Check each line of the material below for "Webform", then copy the ones that contain it.
## Start Material to process
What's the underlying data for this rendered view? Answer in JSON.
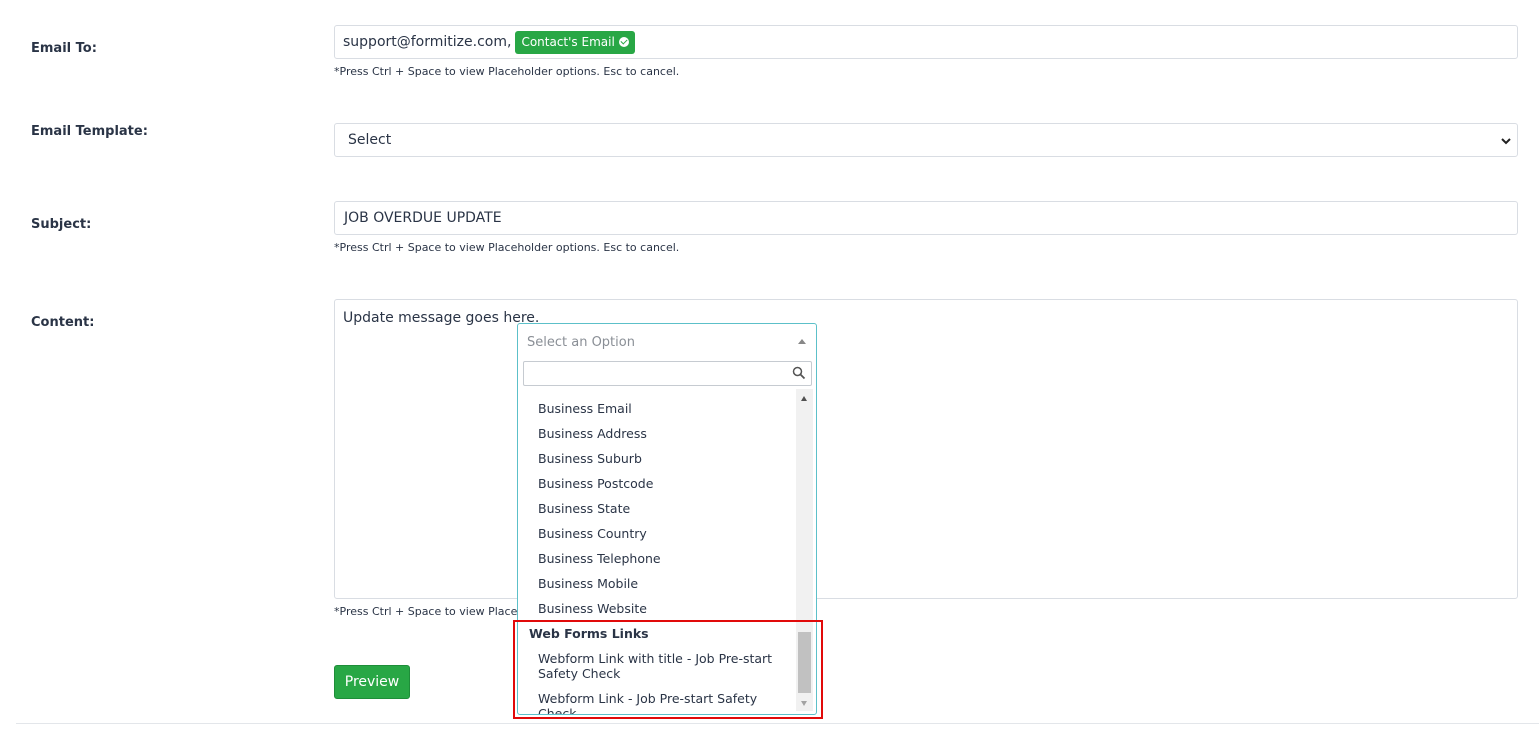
{
  "labels": {
    "email_to": "Email To:",
    "email_template": "Email Template:",
    "subject": "Subject:",
    "content": "Content:"
  },
  "email_to": {
    "value": "support@formitize.com,",
    "chip": "Contact's Email",
    "hint": "*Press Ctrl + Space to view Placeholder options. Esc to cancel."
  },
  "email_template": {
    "selected": "Select"
  },
  "subject": {
    "value": "JOB OVERDUE UPDATE",
    "hint": "*Press Ctrl + Space to view Placeholder options. Esc to cancel."
  },
  "content": {
    "value": "Update message goes here.",
    "hint_visible": "*Press Ctrl + Space to view Placeho"
  },
  "dropdown": {
    "placeholder": "Select an Option",
    "search_value": "",
    "options": [
      "Business Email",
      "Business Address",
      "Business Suburb",
      "Business Postcode",
      "Business State",
      "Business Country",
      "Business Telephone",
      "Business Mobile",
      "Business Website"
    ],
    "group": {
      "label": "Web Forms Links",
      "options": [
        "Webform Link with title - Job Pre-start Safety Check",
        "Webform Link - Job Pre-start Safety Check"
      ]
    }
  },
  "preview_button": "Preview",
  "colors": {
    "accent_green": "#28a745",
    "dropdown_border": "#5cc0c9",
    "highlight_red": "#e10a0a"
  }
}
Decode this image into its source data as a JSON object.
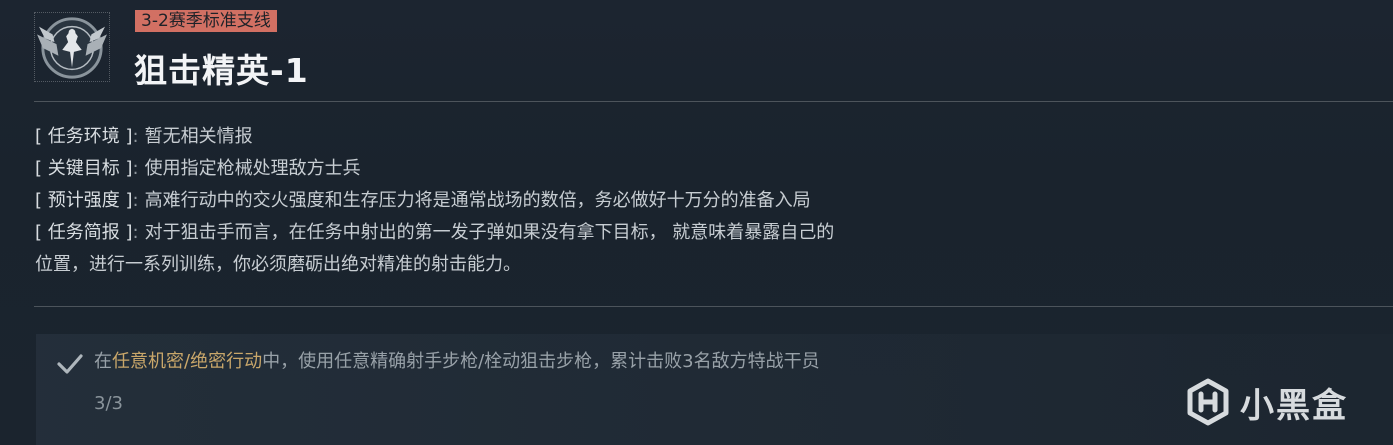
{
  "header": {
    "badge": "3-2赛季标准支线",
    "title": "狙击精英-1",
    "emblem_icon": "eagle-emblem-icon"
  },
  "info": {
    "environment": {
      "key": "[ 任务环境 ]",
      "sep": ":",
      "value": "暂无相关情报"
    },
    "target": {
      "key": "[ 关键目标 ]",
      "sep": ":",
      "value": "使用指定枪械处理敌方士兵"
    },
    "intensity": {
      "key": "[ 预计强度 ]",
      "sep": ":",
      "value": "高难行动中的交火强度和生存压力将是通常战场的数倍，务必做好十万分的准备入局"
    },
    "briefing": {
      "key": "[ 任务简报 ]",
      "sep": ":",
      "value_line1": "对于狙击手而言，在任务中射出的第一发子弹如果没有拿下目标，  就意味着暴露自己的",
      "value_line2": "位置，进行一系列训练，你必须磨砺出绝对精准的射击能力。"
    }
  },
  "objective": {
    "prefix": "在",
    "highlight": "任意机密/绝密行动",
    "suffix": "中，使用任意精确射手步枪/栓动狙击步枪，累计击败3名敌方特战干员",
    "progress": "3/3",
    "completed": true,
    "highlight_color": "#c9a76a"
  },
  "watermark": {
    "text": "小黑盒",
    "icon": "heybox-logo-icon"
  },
  "colors": {
    "badge_bg": "#d27063",
    "background": "#1c2530"
  }
}
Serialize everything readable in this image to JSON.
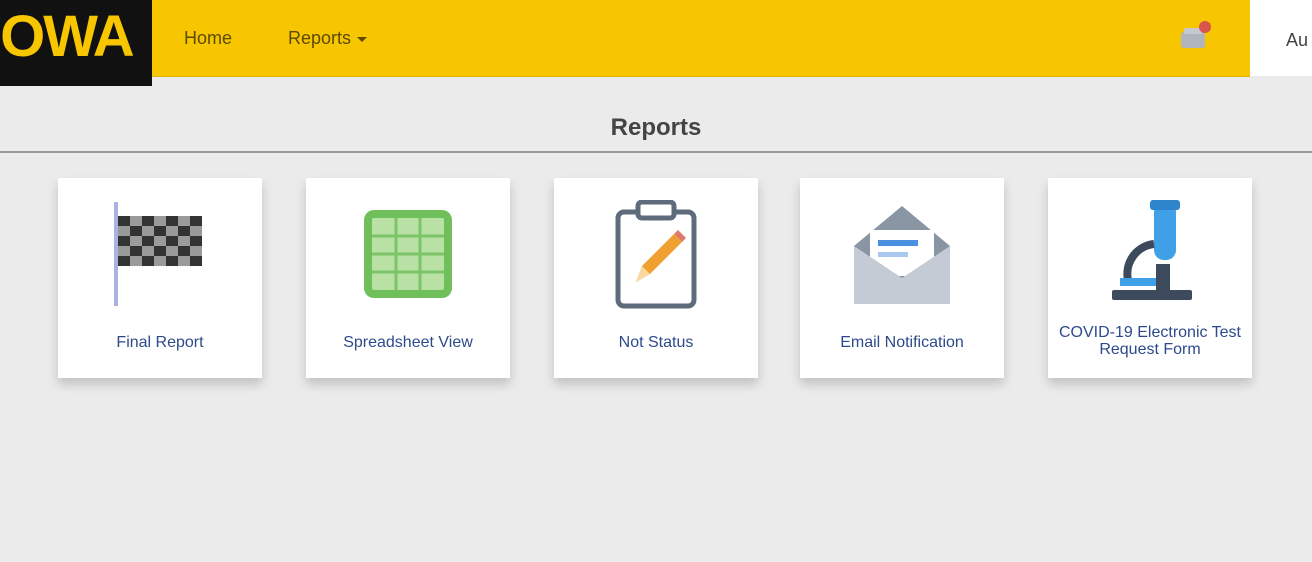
{
  "header": {
    "logo_text": "IOWA",
    "nav": [
      {
        "label": "Home"
      },
      {
        "label": "Reports"
      }
    ],
    "user_text": "Au"
  },
  "page": {
    "title": "Reports"
  },
  "tiles": [
    {
      "label": "Final Report",
      "icon": "checkered-flag-icon"
    },
    {
      "label": "Spreadsheet View",
      "icon": "spreadsheet-icon"
    },
    {
      "label": "Not Status",
      "icon": "clipboard-pencil-icon"
    },
    {
      "label": "Email Notification",
      "icon": "envelope-icon"
    },
    {
      "label": "COVID-19 Electronic Test Request Form",
      "icon": "microscope-icon"
    }
  ],
  "colors": {
    "header_bg": "#f7c600",
    "logo_bg": "#111111",
    "page_bg": "#ebebeb",
    "tile_label": "#2d4a8c"
  }
}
## End Material to process
> Response to the exercise:
        "Webform Link with title - Job Pre-start Safety Check",
        "Webform Link - Job Pre-start Safety Check"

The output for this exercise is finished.